SET PROBLEM: Return each entry exactly, omitting nothing.

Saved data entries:
○ ○ ○

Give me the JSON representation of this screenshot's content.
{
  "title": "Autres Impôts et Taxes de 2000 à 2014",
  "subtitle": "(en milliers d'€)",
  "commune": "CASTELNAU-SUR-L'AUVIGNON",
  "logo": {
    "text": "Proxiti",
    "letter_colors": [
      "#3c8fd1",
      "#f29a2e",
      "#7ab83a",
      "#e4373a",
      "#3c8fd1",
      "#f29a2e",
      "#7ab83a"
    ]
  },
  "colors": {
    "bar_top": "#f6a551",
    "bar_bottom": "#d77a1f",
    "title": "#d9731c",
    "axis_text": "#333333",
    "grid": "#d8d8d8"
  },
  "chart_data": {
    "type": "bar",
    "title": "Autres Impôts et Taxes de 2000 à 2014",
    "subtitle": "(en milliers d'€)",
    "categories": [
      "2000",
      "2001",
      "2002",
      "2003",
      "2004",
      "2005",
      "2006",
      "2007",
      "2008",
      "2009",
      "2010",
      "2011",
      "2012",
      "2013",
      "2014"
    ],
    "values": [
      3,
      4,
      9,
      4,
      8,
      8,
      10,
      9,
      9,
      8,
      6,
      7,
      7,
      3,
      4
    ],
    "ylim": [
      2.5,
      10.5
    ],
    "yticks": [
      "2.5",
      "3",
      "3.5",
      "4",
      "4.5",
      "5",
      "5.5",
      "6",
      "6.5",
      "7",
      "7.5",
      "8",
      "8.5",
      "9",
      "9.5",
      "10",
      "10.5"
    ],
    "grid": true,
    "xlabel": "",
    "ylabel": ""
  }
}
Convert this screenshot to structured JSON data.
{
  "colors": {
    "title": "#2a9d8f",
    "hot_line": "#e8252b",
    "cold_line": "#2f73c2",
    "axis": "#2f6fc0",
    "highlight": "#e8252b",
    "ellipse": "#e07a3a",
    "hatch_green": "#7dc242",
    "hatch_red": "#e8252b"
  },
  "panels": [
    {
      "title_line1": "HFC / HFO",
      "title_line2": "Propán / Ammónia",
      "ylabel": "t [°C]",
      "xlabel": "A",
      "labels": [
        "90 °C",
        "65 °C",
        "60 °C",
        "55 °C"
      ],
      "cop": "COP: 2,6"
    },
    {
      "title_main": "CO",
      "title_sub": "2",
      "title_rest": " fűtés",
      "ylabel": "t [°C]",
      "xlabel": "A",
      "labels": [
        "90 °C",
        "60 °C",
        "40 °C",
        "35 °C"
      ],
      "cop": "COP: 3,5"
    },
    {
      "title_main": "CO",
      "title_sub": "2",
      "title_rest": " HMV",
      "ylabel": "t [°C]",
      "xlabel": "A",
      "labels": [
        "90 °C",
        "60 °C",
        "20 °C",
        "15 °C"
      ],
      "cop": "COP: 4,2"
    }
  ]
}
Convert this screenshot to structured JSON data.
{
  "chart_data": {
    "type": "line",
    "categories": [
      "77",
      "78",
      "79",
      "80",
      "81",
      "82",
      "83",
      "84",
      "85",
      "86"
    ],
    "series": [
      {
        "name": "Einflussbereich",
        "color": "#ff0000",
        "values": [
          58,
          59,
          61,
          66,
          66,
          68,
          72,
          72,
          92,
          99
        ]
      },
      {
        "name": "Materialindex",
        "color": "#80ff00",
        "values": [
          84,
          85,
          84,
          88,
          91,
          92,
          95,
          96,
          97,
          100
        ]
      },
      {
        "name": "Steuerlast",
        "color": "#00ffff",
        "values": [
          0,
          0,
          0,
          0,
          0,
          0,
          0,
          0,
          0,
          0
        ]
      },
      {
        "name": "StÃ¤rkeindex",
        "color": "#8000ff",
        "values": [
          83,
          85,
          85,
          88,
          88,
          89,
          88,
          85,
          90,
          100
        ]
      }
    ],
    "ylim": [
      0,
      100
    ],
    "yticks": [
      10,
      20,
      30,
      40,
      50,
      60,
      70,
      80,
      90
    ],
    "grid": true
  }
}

○ ○ ○

EXERCISE OUTPUT:
Give me the JSON representation of this screenshot's content.
{
  "title": "Autres Impôts et Taxes de 2000 à 2014",
  "subtitle": "(en milliers d'€)",
  "commune": "CASTELNAU-SUR-L'AUVIGNON",
  "logo": {
    "text": "Proxiti",
    "letter_colors": [
      "#3c8fd1",
      "#f29a2e",
      "#7ab83a",
      "#e4373a",
      "#3c8fd1",
      "#f29a2e",
      "#7ab83a"
    ]
  },
  "colors": {
    "bar_top": "#f6a551",
    "bar_bottom": "#d77a1f",
    "title": "#d9731c",
    "axis_text": "#333333",
    "grid": "#d8d8d8"
  },
  "chart_data": {
    "type": "bar",
    "title": "Autres Impôts et Taxes de 2000 à 2014",
    "subtitle": "(en milliers d'€)",
    "categories": [
      "2000",
      "2001",
      "2002",
      "2003",
      "2004",
      "2005",
      "2006",
      "2007",
      "2008",
      "2009",
      "2010",
      "2011",
      "2012",
      "2013",
      "2014"
    ],
    "values": [
      3,
      4,
      9,
      4,
      8,
      8,
      10,
      9,
      9,
      8,
      6,
      7,
      7,
      3,
      4
    ],
    "ylim": [
      2.5,
      10.5
    ],
    "yticks": [
      "2.5",
      "3",
      "3.5",
      "4",
      "4.5",
      "5",
      "5.5",
      "6",
      "6.5",
      "7",
      "7.5",
      "8",
      "8.5",
      "9",
      "9.5",
      "10",
      "10.5"
    ],
    "grid": true,
    "xlabel": "",
    "ylabel": ""
  }
}
Convert this screenshot to structured JSON data.
{
  "colors": {
    "title": "#2a9d8f",
    "hot_line": "#e8252b",
    "cold_line": "#2f73c2",
    "axis": "#2f6fc0",
    "highlight": "#e8252b",
    "ellipse": "#e07a3a",
    "hatch_green": "#7dc242",
    "hatch_red": "#e8252b"
  },
  "panels": [
    {
      "title_line1": "HFC / HFO",
      "title_line2": "Propán / Ammónia",
      "ylabel": "t [°C]",
      "xlabel": "A",
      "labels": [
        "90 °C",
        "65 °C",
        "60 °C",
        "55 °C"
      ],
      "cop": "COP: 2,6"
    },
    {
      "title_main": "CO",
      "title_sub": "2",
      "title_rest": " fűtés",
      "ylabel": "t [°C]",
      "xlabel": "A",
      "labels": [
        "90 °C",
        "60 °C",
        "40 °C",
        "35 °C"
      ],
      "cop": "COP: 3,5"
    },
    {
      "title_main": "CO",
      "title_sub": "2",
      "title_rest": " HMV",
      "ylabel": "t [°C]",
      "xlabel": "A",
      "labels": [
        "90 °C",
        "60 °C",
        "20 °C",
        "15 °C"
      ],
      "cop": "COP: 4,2"
    }
  ]
}
Convert this screenshot to structured JSON data.
{
  "chart_data": {
    "type": "line",
    "categories": [
      "77",
      "78",
      "79",
      "80",
      "81",
      "82",
      "83",
      "84",
      "85",
      "86"
    ],
    "series": [
      {
        "name": "Einflussbereich",
        "color": "#ff0000",
        "values": [
          58,
          59,
          61,
          66,
          66,
          68,
          72,
          72,
          92,
          99
        ]
      },
      {
        "name": "Materialindex",
        "color": "#80ff00",
        "values": [
          84,
          85,
          84,
          88,
          91,
          92,
          95,
          96,
          97,
          100
        ]
      },
      {
        "name": "Steuerlast",
        "color": "#00ffff",
        "values": [
          0,
          0,
          0,
          0,
          0,
          0,
          0,
          0,
          0,
          0
        ]
      },
      {
        "name": "StÃ¤rkeindex",
        "color": "#8000ff",
        "values": [
          83,
          85,
          85,
          88,
          88,
          89,
          88,
          85,
          90,
          100
        ]
      }
    ],
    "ylim": [
      0,
      100
    ],
    "yticks": [
      10,
      20,
      30,
      40,
      50,
      60,
      70,
      80,
      90
    ],
    "grid": true
  }
}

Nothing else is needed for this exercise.